▶

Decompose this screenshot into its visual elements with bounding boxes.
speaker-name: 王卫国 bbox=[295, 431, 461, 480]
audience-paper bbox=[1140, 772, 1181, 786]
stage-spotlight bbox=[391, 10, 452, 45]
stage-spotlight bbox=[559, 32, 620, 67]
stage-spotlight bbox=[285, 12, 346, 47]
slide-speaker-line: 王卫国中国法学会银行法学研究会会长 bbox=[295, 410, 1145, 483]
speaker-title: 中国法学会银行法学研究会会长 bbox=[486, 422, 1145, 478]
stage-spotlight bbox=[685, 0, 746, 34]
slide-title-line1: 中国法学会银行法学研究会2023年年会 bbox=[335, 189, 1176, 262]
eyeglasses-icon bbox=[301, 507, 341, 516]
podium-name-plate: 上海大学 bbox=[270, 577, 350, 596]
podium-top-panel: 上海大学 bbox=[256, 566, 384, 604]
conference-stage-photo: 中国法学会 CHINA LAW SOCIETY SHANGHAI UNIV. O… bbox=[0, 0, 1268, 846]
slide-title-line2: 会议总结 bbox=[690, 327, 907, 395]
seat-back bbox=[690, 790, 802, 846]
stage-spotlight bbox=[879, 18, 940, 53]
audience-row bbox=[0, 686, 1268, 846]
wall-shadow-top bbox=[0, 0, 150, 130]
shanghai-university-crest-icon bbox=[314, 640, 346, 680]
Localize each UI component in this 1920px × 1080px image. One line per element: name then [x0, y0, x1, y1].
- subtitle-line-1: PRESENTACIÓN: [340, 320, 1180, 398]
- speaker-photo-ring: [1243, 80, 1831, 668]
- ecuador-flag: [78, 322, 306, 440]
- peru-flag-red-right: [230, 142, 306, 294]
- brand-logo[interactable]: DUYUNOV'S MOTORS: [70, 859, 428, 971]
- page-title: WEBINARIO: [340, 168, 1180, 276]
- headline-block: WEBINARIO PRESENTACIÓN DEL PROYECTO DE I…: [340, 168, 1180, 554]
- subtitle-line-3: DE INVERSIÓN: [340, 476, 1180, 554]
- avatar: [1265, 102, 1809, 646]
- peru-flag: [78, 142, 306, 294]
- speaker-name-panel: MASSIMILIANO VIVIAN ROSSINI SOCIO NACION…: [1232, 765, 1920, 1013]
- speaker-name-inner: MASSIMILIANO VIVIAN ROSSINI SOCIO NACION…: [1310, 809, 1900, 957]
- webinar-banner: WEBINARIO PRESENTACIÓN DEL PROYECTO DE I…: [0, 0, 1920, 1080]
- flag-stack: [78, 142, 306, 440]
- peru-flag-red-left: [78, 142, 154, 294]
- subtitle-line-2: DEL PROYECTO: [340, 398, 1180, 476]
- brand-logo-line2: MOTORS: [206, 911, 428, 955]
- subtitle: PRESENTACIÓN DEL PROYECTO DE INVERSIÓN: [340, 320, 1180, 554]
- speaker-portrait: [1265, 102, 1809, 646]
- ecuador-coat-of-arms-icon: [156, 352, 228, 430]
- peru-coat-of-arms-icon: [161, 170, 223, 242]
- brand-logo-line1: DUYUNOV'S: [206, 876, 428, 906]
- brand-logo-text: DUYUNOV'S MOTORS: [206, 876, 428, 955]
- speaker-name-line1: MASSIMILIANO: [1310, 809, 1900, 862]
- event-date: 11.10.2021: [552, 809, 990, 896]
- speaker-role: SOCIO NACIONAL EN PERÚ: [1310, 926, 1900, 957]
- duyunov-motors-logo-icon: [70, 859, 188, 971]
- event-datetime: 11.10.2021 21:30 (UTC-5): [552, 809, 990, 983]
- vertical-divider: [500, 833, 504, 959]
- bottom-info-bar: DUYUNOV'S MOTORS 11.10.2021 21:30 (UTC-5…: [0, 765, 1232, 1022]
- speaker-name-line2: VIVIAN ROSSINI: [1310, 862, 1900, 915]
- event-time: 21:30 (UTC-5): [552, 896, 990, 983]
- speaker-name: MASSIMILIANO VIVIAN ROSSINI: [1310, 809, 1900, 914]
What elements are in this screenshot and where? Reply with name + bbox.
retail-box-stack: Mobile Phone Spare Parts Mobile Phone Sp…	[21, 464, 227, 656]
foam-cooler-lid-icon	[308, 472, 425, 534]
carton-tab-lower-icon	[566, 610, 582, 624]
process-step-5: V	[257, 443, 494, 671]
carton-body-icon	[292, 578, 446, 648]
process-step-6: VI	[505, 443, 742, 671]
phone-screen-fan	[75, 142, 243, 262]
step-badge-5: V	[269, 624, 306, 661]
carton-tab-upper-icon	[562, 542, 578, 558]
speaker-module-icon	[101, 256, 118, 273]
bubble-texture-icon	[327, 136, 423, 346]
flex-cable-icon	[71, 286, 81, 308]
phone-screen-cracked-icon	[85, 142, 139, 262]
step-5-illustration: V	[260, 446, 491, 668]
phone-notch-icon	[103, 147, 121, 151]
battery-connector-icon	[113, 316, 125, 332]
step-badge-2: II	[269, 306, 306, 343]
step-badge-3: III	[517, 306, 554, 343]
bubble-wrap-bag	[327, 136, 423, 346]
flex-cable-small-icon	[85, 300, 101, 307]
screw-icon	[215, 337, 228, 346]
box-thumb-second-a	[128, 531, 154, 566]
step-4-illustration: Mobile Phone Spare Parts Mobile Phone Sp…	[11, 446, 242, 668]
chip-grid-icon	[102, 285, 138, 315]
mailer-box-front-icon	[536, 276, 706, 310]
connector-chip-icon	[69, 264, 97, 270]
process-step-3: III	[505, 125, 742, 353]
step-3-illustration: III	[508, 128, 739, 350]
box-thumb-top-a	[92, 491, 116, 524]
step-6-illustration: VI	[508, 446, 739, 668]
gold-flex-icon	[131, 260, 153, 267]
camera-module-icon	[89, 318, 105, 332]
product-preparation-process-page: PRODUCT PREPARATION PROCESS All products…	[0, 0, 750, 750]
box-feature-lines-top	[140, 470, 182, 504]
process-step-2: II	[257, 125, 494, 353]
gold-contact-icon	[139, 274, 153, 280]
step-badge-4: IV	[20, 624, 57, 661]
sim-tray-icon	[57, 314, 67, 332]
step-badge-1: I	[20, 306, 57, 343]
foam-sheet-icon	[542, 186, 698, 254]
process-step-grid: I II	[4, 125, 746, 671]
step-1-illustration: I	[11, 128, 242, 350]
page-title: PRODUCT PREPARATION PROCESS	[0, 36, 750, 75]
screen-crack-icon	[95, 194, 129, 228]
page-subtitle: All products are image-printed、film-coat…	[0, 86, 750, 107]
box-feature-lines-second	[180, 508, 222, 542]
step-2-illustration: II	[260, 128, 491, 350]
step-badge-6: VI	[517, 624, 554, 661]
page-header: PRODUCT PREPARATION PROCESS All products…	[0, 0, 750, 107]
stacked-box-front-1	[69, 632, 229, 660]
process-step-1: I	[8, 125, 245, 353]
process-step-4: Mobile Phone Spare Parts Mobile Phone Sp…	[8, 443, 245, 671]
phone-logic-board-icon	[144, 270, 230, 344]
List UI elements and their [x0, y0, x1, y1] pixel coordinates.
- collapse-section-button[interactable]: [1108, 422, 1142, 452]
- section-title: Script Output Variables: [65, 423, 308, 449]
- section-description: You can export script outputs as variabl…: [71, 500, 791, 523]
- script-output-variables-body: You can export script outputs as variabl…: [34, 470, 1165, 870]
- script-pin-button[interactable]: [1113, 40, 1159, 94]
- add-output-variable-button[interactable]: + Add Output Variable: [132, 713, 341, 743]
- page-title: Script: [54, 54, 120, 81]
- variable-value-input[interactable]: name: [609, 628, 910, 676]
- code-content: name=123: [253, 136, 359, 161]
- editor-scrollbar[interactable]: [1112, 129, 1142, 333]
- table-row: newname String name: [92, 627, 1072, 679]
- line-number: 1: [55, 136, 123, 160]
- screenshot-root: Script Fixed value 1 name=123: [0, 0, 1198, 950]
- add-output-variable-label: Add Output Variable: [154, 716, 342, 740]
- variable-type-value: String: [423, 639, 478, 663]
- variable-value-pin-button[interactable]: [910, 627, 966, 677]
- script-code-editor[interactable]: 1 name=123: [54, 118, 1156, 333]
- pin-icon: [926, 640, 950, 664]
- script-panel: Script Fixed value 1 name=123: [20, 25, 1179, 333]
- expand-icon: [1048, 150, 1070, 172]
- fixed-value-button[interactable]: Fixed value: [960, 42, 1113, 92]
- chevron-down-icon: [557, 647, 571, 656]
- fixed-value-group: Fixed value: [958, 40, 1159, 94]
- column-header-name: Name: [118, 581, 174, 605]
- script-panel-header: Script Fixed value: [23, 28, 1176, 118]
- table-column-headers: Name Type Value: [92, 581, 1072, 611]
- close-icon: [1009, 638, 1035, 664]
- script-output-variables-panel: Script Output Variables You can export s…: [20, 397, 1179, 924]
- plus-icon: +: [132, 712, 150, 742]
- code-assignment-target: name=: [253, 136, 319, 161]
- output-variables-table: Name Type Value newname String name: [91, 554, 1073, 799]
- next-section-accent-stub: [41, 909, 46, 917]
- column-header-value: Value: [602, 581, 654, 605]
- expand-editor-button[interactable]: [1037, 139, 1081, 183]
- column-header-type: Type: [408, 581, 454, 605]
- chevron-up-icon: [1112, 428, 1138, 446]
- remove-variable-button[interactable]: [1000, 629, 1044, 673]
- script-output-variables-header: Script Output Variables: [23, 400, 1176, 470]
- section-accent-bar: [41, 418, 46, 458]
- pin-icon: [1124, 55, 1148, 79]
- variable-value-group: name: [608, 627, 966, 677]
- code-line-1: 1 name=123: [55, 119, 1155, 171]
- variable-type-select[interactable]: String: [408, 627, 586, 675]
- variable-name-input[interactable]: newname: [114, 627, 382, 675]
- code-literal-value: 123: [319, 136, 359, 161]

◀

Problem description: Copy out the records word for word, starting at the very first line and ending with the line that contains "- peru-flag: [78, 142, 306, 294]".

Completed exercise:
Decompose this screenshot into its visual elements with bounding boxes.
speaker-name: 王卫国 bbox=[295, 431, 461, 480]
audience-paper bbox=[1140, 772, 1181, 786]
stage-spotlight bbox=[391, 10, 452, 45]
stage-spotlight bbox=[559, 32, 620, 67]
stage-spotlight bbox=[285, 12, 346, 47]
slide-speaker-line: 王卫国中国法学会银行法学研究会会长 bbox=[295, 410, 1145, 483]
speaker-title: 中国法学会银行法学研究会会长 bbox=[486, 422, 1145, 478]
stage-spotlight bbox=[685, 0, 746, 34]
slide-title-line1: 中国法学会银行法学研究会2023年年会 bbox=[335, 189, 1176, 262]
eyeglasses-icon bbox=[301, 507, 341, 516]
podium-name-plate: 上海大学 bbox=[270, 577, 350, 596]
podium-top-panel: 上海大学 bbox=[256, 566, 384, 604]
conference-stage-photo: 中国法学会 CHINA LAW SOCIETY SHANGHAI UNIV. O… bbox=[0, 0, 1268, 846]
slide-title-line2: 会议总结 bbox=[690, 327, 907, 395]
seat-back bbox=[690, 790, 802, 846]
stage-spotlight bbox=[879, 18, 940, 53]
audience-row bbox=[0, 686, 1268, 846]
wall-shadow-top bbox=[0, 0, 150, 130]
shanghai-university-crest-icon bbox=[314, 640, 346, 680]
Localize each UI component in this 1920px × 1080px image. One line per element: name then [x0, y0, x1, y1].
- subtitle-line-1: PRESENTACIÓN: [340, 320, 1180, 398]
- speaker-photo-ring: [1243, 80, 1831, 668]
- ecuador-flag: [78, 322, 306, 440]
- peru-flag-red-right: [230, 142, 306, 294]
- brand-logo[interactable]: DUYUNOV'S MOTORS: [70, 859, 428, 971]
- page-title: WEBINARIO: [340, 168, 1180, 276]
- headline-block: WEBINARIO PRESENTACIÓN DEL PROYECTO DE I…: [340, 168, 1180, 554]
- subtitle-line-3: DE INVERSIÓN: [340, 476, 1180, 554]
- avatar: [1265, 102, 1809, 646]
- peru-flag: [78, 142, 306, 294]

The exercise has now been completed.